EXERCISE INSTRUCTIONS:
Return every line of the data below that includes the string "ticketed".

---

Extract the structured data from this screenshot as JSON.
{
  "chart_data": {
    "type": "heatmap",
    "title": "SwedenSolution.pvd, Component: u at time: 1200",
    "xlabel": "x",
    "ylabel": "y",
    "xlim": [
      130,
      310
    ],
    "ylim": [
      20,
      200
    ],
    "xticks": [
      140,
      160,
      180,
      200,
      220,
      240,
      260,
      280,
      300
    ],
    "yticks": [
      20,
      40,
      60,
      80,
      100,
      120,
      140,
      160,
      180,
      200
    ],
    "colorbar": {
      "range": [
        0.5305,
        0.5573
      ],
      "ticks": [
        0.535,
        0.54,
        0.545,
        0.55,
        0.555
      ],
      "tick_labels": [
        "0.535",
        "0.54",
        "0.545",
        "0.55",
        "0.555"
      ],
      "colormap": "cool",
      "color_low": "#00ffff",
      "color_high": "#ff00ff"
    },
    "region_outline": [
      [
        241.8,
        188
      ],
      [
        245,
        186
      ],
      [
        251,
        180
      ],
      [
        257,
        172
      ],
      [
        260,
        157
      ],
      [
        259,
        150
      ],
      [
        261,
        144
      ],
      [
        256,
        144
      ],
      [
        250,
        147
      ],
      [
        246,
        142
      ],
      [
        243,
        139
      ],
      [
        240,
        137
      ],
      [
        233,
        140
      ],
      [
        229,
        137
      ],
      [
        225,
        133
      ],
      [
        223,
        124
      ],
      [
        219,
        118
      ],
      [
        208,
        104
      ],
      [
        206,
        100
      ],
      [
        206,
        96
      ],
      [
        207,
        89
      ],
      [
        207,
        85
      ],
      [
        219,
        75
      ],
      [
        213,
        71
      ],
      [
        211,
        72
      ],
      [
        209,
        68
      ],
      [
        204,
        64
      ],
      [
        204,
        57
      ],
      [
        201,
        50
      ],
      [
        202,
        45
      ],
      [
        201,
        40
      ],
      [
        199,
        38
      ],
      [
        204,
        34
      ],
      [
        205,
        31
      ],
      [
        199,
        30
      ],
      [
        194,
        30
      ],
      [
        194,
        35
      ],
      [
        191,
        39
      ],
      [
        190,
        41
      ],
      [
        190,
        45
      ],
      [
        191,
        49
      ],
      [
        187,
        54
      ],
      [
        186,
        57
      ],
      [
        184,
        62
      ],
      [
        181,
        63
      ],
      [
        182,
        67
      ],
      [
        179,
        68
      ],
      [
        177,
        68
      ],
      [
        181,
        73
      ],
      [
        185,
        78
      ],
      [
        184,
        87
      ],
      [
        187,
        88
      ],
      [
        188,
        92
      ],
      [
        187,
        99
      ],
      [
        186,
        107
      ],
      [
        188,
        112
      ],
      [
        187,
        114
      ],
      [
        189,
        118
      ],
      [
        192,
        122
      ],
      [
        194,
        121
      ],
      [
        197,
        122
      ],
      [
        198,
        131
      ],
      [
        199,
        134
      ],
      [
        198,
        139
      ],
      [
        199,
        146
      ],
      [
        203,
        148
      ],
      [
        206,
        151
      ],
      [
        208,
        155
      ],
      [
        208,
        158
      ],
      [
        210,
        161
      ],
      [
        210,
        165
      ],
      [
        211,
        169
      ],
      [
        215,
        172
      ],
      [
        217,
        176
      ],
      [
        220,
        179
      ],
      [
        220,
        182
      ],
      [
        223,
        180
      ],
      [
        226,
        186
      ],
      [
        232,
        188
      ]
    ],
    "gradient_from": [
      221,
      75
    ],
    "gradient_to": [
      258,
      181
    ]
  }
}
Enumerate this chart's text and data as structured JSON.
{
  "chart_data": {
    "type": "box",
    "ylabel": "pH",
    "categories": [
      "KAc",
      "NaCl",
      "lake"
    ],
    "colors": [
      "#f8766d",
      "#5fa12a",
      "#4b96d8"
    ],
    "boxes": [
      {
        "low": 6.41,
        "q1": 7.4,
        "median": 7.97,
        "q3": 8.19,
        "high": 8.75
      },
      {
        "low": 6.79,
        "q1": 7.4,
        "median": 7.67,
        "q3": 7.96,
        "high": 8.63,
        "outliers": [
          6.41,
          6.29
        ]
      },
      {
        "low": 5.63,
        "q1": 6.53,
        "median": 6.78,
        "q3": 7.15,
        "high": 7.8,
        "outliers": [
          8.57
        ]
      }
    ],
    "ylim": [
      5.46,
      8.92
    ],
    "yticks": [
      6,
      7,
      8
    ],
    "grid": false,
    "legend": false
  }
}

---

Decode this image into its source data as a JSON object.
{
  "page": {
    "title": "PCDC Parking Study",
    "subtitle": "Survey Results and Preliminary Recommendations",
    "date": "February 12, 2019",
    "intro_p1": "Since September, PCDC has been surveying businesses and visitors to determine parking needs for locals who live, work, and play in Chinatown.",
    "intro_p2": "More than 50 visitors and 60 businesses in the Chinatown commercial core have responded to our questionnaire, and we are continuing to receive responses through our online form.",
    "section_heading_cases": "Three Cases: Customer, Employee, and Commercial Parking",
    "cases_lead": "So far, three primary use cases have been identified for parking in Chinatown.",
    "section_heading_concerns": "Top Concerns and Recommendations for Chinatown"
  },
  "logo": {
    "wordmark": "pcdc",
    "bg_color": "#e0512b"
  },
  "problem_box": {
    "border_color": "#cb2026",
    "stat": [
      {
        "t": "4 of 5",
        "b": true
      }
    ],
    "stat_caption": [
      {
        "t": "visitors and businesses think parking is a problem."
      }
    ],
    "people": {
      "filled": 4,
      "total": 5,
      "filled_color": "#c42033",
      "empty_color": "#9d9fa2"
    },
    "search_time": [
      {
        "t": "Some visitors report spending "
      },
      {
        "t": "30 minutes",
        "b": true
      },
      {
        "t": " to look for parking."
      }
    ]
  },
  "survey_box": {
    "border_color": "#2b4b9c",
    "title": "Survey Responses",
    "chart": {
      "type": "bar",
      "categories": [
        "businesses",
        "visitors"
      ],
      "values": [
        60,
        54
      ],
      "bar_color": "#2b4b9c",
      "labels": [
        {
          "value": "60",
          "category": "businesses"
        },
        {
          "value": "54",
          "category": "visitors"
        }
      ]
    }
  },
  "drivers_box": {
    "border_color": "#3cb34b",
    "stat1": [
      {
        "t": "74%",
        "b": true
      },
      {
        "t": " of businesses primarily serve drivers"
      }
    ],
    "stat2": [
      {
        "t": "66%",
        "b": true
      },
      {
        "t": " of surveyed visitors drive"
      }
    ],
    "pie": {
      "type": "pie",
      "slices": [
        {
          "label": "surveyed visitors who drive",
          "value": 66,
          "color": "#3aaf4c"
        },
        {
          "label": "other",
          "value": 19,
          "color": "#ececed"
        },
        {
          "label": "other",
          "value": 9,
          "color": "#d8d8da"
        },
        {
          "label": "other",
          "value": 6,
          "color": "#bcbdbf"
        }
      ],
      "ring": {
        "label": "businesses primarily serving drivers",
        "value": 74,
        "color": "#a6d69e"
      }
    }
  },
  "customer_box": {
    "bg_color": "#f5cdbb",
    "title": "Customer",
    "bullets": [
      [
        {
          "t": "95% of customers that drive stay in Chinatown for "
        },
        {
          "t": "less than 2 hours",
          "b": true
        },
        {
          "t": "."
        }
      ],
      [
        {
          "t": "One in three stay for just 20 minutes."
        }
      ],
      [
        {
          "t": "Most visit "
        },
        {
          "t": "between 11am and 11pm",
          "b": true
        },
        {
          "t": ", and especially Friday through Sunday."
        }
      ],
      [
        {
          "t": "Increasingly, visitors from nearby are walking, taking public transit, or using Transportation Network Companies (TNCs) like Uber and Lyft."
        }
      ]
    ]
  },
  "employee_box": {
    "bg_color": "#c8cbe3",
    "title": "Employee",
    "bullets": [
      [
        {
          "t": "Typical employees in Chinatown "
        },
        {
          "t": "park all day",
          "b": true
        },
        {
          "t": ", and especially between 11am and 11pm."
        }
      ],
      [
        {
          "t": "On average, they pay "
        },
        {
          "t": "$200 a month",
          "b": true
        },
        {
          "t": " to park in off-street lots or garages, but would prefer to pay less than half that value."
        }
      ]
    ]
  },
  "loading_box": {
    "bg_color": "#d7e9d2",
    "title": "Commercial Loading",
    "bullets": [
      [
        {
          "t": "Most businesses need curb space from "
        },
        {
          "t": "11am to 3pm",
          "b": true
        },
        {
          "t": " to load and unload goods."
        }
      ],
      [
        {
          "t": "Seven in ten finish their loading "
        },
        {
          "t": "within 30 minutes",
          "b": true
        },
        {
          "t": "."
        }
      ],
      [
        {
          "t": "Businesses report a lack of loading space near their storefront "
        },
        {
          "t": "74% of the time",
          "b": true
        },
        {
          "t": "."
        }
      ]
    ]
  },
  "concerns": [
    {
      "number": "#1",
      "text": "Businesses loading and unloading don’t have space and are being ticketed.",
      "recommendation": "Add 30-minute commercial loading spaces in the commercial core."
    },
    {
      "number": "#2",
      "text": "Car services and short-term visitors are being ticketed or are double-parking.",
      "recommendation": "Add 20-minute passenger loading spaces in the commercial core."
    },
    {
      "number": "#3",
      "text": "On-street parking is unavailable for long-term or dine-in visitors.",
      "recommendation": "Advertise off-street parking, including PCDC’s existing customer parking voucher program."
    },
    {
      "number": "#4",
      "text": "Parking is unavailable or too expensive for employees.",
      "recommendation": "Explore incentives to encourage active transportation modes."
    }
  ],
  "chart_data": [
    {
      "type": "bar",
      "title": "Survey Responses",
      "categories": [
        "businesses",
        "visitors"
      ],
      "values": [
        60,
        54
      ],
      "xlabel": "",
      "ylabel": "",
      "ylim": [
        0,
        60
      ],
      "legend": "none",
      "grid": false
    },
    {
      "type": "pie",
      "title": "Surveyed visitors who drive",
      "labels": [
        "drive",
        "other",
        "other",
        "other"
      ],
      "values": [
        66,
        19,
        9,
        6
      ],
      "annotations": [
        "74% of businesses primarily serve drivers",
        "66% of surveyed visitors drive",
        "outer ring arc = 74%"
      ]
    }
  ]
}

---

OUTPUT OF THE EXERCISE:
      "text": "Businesses loading and unloading don’t have space and are being ticketed.",
      "text": "Car services and short-term visitors are being ticketed or are double-parking.",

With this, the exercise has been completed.